§ Objective
Turn everything from the line containing "Patent image size: (1015, 1020)." down to the line containing "The capacitor C2 27 is at (398, 597)." into a JSON list of strings, one string per line. Leave out any blank lines.

= = =

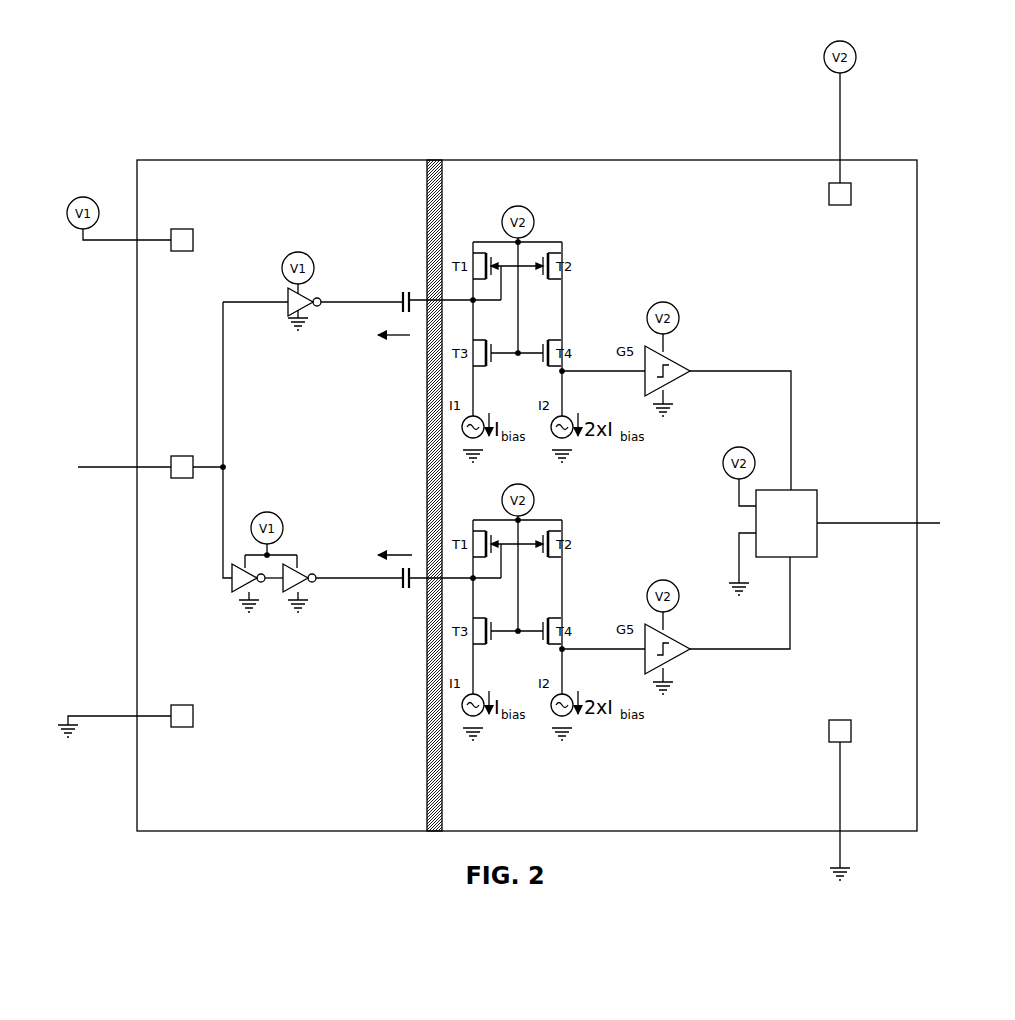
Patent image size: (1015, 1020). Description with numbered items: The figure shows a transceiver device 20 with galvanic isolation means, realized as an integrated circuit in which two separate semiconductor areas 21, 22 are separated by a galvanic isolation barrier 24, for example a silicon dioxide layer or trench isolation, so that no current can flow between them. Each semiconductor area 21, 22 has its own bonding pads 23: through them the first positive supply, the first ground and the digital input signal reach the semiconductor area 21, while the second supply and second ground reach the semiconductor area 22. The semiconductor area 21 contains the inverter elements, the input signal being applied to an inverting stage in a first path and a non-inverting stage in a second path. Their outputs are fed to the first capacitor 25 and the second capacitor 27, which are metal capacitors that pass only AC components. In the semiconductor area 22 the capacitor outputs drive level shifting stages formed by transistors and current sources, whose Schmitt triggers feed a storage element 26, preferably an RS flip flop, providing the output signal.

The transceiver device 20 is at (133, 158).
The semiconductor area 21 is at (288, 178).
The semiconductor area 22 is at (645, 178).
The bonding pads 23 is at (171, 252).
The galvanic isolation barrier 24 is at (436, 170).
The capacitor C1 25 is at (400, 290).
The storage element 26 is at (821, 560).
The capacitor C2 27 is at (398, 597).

= = =

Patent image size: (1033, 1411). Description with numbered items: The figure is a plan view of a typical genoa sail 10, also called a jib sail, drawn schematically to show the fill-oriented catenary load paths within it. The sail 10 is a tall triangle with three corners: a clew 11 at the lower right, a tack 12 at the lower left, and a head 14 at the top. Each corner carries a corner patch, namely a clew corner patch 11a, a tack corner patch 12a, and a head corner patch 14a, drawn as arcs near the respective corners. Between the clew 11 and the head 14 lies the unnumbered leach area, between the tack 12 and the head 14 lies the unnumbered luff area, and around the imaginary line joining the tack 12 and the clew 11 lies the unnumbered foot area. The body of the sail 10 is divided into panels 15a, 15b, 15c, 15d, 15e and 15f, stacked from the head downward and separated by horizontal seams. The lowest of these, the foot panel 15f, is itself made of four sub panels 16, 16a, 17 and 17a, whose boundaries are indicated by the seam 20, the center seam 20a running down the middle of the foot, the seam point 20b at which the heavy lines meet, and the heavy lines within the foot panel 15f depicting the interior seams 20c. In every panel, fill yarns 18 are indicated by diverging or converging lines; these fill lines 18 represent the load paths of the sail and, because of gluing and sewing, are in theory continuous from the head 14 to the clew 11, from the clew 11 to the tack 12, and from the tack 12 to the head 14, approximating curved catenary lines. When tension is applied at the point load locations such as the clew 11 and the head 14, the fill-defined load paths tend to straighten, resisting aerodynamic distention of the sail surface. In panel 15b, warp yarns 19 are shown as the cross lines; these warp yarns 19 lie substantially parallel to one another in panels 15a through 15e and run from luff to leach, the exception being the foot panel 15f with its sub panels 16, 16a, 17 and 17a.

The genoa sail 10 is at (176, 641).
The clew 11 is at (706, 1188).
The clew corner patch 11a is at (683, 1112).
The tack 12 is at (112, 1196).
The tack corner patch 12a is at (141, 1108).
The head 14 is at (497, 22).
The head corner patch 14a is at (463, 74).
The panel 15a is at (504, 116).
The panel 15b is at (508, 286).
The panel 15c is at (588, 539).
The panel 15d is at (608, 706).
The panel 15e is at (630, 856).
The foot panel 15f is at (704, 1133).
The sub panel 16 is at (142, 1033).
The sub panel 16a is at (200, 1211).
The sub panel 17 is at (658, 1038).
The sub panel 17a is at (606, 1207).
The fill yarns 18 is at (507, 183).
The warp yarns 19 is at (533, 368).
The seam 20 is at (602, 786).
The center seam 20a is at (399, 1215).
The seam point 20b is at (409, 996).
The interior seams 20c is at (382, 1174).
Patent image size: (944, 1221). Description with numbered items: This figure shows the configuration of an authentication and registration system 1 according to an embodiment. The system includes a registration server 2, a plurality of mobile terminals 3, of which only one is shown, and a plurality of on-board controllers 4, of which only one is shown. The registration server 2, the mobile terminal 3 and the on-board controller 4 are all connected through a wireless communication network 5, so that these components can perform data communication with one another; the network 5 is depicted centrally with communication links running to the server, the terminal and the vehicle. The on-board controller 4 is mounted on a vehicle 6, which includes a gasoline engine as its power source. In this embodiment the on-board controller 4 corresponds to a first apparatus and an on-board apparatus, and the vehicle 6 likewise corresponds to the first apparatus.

= = =

§ Correct result
[
  "Patent image size: (1015, 1020). Description with numbered items: The figure shows a transceiver device 20 with galvanic isolation means, realized as an integrated circuit in which two separate semiconductor areas 21, 22 are separated by a galvanic isolation barrier 24, for example a silicon dioxide layer or trench isolation, so that no current can flow between them. Each semiconductor area 21, 22 has its own bonding pads 23: through them the first positive supply, the first ground and the digital input signal reach the semiconductor area 21, while the second supply and second ground reach the semiconductor area 22. The semiconductor area 21 contains the inverter elements, the input signal being applied to an inverting stage in a first path and a non-inverting stage in a second path. Their outputs are fed to the first capacitor 25 and the second capacitor 27, which are metal capacitors that pass only AC components. In the semiconductor area 22 the capacitor outputs drive level shifting stages formed by transistors and current sources, whose Schmitt triggers feed a storage element 26, preferably an RS flip flop, providing the output signal.",
  "The transceiver device 20 is at (133, 158).",
  "The semiconductor area 21 is at (288, 178).",
  "The semiconductor area 22 is at (645, 178).",
  "The bonding pads 23 is at (171, 252).",
  "The galvanic isolation barrier 24 is at (436, 170).",
  "The capacitor C1 25 is at (400, 290).",
  "The storage element 26 is at (821, 560).",
  "The capacitor C2 27 is at (398, 597)."
]